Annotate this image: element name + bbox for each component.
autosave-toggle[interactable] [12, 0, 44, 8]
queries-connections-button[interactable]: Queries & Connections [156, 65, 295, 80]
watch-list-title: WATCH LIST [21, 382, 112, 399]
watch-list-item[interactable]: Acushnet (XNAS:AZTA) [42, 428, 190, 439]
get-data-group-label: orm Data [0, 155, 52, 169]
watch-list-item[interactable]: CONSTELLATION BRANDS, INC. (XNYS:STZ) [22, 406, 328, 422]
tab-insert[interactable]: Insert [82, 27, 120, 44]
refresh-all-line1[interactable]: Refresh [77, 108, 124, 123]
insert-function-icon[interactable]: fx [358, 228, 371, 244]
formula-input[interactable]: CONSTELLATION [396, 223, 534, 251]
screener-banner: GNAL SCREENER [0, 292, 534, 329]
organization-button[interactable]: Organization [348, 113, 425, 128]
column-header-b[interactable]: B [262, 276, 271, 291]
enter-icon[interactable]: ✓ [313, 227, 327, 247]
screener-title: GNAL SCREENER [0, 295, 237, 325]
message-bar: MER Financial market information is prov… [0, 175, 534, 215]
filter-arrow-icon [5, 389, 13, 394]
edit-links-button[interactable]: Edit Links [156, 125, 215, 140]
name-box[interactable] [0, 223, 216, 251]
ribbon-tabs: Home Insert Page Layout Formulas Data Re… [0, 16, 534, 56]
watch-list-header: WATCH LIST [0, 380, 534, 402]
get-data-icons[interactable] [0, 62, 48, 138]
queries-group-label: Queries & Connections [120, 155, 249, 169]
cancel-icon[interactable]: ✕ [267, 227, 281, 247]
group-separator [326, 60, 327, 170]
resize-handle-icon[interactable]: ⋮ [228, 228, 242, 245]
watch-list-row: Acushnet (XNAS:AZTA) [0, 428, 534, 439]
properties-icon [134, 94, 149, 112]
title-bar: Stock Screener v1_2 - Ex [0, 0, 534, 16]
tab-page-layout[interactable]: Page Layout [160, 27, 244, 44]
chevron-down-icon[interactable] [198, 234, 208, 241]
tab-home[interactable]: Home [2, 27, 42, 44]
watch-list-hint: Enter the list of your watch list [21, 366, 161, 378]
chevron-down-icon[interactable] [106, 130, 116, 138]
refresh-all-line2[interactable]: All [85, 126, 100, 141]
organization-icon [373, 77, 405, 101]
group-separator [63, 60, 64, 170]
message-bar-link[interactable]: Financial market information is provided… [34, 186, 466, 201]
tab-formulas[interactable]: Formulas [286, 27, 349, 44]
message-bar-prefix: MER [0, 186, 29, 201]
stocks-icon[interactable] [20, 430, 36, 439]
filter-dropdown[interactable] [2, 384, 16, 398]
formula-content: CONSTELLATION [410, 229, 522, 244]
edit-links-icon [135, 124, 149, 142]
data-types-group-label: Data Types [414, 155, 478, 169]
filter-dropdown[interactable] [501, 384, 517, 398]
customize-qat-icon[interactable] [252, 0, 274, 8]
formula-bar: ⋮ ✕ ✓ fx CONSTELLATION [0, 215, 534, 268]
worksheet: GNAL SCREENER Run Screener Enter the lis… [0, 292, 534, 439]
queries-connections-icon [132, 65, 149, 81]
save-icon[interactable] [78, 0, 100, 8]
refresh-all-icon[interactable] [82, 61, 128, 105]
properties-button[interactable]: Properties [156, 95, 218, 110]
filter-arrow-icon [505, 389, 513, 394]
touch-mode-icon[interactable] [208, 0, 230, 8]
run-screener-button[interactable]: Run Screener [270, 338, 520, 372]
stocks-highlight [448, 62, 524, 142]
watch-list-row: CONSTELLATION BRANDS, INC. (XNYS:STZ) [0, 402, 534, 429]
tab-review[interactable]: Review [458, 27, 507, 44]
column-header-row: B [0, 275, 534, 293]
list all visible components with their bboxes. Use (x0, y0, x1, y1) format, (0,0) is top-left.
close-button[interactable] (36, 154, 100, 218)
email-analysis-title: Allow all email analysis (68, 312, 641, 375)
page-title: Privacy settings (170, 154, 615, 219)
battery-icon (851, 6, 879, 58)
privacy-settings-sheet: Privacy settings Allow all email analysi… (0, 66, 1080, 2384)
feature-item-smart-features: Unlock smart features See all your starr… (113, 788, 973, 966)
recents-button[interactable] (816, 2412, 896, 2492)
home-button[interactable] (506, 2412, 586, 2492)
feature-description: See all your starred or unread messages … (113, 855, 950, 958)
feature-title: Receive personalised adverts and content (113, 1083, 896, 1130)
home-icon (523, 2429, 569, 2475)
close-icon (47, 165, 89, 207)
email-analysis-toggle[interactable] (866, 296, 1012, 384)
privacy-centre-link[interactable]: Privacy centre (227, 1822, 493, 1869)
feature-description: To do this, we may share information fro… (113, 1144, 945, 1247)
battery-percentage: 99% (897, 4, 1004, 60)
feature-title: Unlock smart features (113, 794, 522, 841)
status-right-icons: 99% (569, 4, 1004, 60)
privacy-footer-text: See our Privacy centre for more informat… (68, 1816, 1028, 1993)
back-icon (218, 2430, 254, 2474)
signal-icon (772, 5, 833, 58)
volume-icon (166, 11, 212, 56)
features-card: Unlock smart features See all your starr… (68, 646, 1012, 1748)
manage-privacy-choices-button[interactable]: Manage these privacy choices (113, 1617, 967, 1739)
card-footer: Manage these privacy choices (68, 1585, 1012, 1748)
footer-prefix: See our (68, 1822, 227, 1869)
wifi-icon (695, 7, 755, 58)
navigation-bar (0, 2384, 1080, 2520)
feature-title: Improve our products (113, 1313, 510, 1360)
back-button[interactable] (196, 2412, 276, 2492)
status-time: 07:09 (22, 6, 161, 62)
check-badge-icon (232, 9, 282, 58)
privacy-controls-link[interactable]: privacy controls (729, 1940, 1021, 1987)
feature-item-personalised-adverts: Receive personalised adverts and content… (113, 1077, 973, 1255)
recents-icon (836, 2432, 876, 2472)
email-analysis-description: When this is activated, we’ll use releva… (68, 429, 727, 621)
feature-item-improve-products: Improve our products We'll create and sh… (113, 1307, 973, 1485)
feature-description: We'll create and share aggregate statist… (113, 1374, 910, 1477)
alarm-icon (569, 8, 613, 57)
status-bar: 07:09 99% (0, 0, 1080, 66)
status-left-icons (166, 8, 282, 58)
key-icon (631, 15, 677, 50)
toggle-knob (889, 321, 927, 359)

_ _ _ _ _

LATIHAN TERTULIS —
Ubahlah semua butir di atas menjadi daftar JSON berisi string, dengan satu string untuk setiap baris dan tanpa baris kosong.

JAWABAN LATIHAN —
[
  "Annotate this image: element name + bbox for each component.",
  "autosave-toggle[interactable] [12, 0, 44, 8]",
  "queries-connections-button[interactable]: Queries & Connections [156, 65, 295, 80]",
  "watch-list-title: WATCH LIST [21, 382, 112, 399]",
  "watch-list-item[interactable]: Acushnet (XNAS:AZTA) [42, 428, 190, 439]",
  "get-data-group-label: orm Data [0, 155, 52, 169]",
  "watch-list-item[interactable]: CONSTELLATION BRANDS, INC. (XNYS:STZ) [22, 406, 328, 422]",
  "tab-insert[interactable]: Insert [82, 27, 120, 44]",
  "refresh-all-line1[interactable]: Refresh [77, 108, 124, 123]",
  "insert-function-icon[interactable]: fx [358, 228, 371, 244]",
  "formula-input[interactable]: CONSTELLATION [396, 223, 534, 251]",
  "screener-banner: GNAL SCREENER [0, 292, 534, 329]",
  "organization-button[interactable]: Organization [348, 113, 425, 128]",
  "column-header-b[interactable]: B [262, 276, 271, 291]",
  "enter-icon[interactable]: ✓ [313, 227, 327, 247]",
  "screener-title: GNAL SCREENER [0, 295, 237, 325]",
  "message-bar: MER Financial market information is prov… [0, 175, 534, 215]",
  "filter-arrow-icon [5, 389, 13, 394]",
  "edit-links-button[interactable]: Edit Links [156, 125, 215, 140]",
  "name-box[interactable] [0, 223, 216, 251]",
  "ribbon-tabs: Home Insert Page Layout Formulas Data Re… [0, 16, 534, 56]",
  "watch-list-header: WATCH LIST [0, 380, 534, 402]",
  "get-data-icons[interactable] [0, 62, 48, 138]",
  "queries-group-label: Queries & Connections [120, 155, 249, 169]",
  "cancel-icon[interactable]: ✕ [267, 227, 281, 247]",
  "group-separator [326, 60, 327, 170]",
  "resize-handle-icon[interactable]: ⋮ [228, 228, 242, 245]",
  "watch-list-row: Acushnet (XNAS:AZTA) [0, 428, 534, 439]",
  "properties-icon [134, 94, 149, 112]",
  "title-bar: Stock Screener v1_2 - Ex [0, 0, 534, 16]",
  "tab-page-layout[interactable]: Page Layout [160, 27, 244, 44]",
  "chevron-down-icon[interactable] [198, 234, 208, 241]",
  "tab-home[interactable]: Home [2, 27, 42, 44]",
  "watch-list-hint: Enter the list of your watch list [21, 366, 161, 378]",
  "chevron-down-icon[interactable] [106, 130, 116, 138]",
  "refresh-all-line2[interactable]: All [85, 126, 100, 141]",
  "organization-icon [373, 77, 405, 101]",
  "group-separator [63, 60, 64, 170]",
  "message-bar-link[interactable]: Financial market information is provided… [34, 186, 466, 201]",
  "tab-formulas[interactable]: Formulas [286, 27, 349, 44]",
  "message-bar-prefix: MER [0, 186, 29, 201]",
  "stocks-icon[interactable] [20, 430, 36, 439]",
  "filter-dropdown[interactable] [2, 384, 16, 398]",
  "formula-content: CONSTELLATION [410, 229, 522, 244]",
  "edit-links-icon [135, 124, 149, 142]",
  "data-types-group-label: Data Types [414, 155, 478, 169]",
  "filter-dropdown[interactable] [501, 384, 517, 398]",
  "customize-qat-icon[interactable] [252, 0, 274, 8]",
  "formula-bar: ⋮ ✕ ✓ fx CONSTELLATION [0, 215, 534, 268]",
  "worksheet: GNAL SCREENER Run Screener Enter the lis… [0, 292, 534, 439]",
  "queries-connections-icon [132, 65, 149, 81]",
  "save-icon[interactable] [78, 0, 100, 8]",
  "refresh-all-icon[interactable] [82, 61, 128, 105]",
  "properties-button[interactable]: Properties [156, 95, 218, 110]",
  "filter-arrow-icon [505, 389, 513, 394]",
  "touch-mode-icon[interactable] [208, 0, 230, 8]",
  "run-screener-button[interactable]: Run Screener [270, 338, 520, 372]",
  "stocks-highlight [448, 62, 524, 142]",
  "watch-list-row: CONSTELLATION BRANDS, INC. (XNYS:STZ) [0, 402, 534, 429]",
  "tab-review[interactable]: Review [458, 27, 507, 44]",
  "column-header-row: B [0, 275, 534, 293]",
  "list all visible components with their bboxes. Use (x0, y0, x1, y1) format, (0,0) is top-left.",
  "close-button[interactable] (36, 154, 100, 218)",
  "email-analysis-title: Allow all email analysis (68, 312, 641, 375)",
  "page-title: Privacy settings (170, 154, 615, 219)",
  "battery-icon (851, 6, 879, 58)",
  "privacy-settings-sheet: Privacy settings Allow all email analysi… (0, 66, 1080, 2384)",
  "feature-item-smart-features: Unlock smart features See all your starr… (113, 788, 973, 966)",
  "recents-button[interactable] (816, 2412, 896, 2492)",
  "home-button[interactable] (506, 2412, 586, 2492)",
  "feature-description: See all your starred or unread messages … (113, 855, 950, 958)",
  "feature-title: Receive personalised adverts and content (113, 1083, 896, 1130)",
  "home-icon (523, 2429, 569, 2475)",
  "close-icon (47, 165, 89, 207)",
  "email-analysis-toggle[interactable] (866, 296, 1012, 384)",
  "privacy-centre-link[interactable]: Privacy centre (227, 1822, 493, 1869)",
  "feature-description: To do this, we may share information fro… (113, 1144, 945, 1247)",
  "battery-percentage: 99% (897, 4, 1004, 60)",
  "feature-title: Unlock smart features (113, 794, 522, 841)",
  "status-right-icons: 99% (569, 4, 1004, 60)",
  "privacy-footer-text: See our Privacy centre for more informat… (68, 1816, 1028, 1993)",
  "back-icon (218, 2430, 254, 2474)",
  "signal-icon (772, 5, 833, 58)",
  "volume-icon (166, 11, 212, 56)",
  "features-card: Unlock smart features See all your starr… (68, 646, 1012, 1748)",
  "manage-privacy-choices-button[interactable]: Manage these privacy choices (113, 1617, 967, 1739)",
  "card-footer: Manage these privacy choices (68, 1585, 1012, 1748)",
  "footer-prefix: See our (68, 1822, 227, 1869)",
  "wifi-icon (695, 7, 755, 58)",
  "navigation-bar (0, 2384, 1080, 2520)",
  "feature-title: Improve our products (113, 1313, 510, 1360)",
  "back-button[interactable] (196, 2412, 276, 2492)",
  "status-time: 07:09 (22, 6, 161, 62)",
  "check-badge-icon (232, 9, 282, 58)",
  "privacy-controls-link[interactable]: privacy controls (729, 1940, 1021, 1987)",
  "feature-item-personalised-adverts: Receive personalised adverts and content… (113, 1077, 973, 1255)",
  "recents-icon (836, 2432, 876, 2472)",
  "email-analysis-description: When this is activated, we’ll use releva… (68, 429, 727, 621)",
  "feature-item-improve-products: Improve our products We'll create and sh… (113, 1307, 973, 1485)",
  "feature-description: We'll create and share aggregate statist… (113, 1374, 910, 1477)",
  "alarm-icon (569, 8, 613, 57)",
  "status-bar: 07:09 99% (0, 0, 1080, 66)",
  "status-left-icons (166, 8, 282, 58)",
  "key-icon (631, 15, 677, 50)",
  "toggle-knob (889, 321, 927, 359)"
]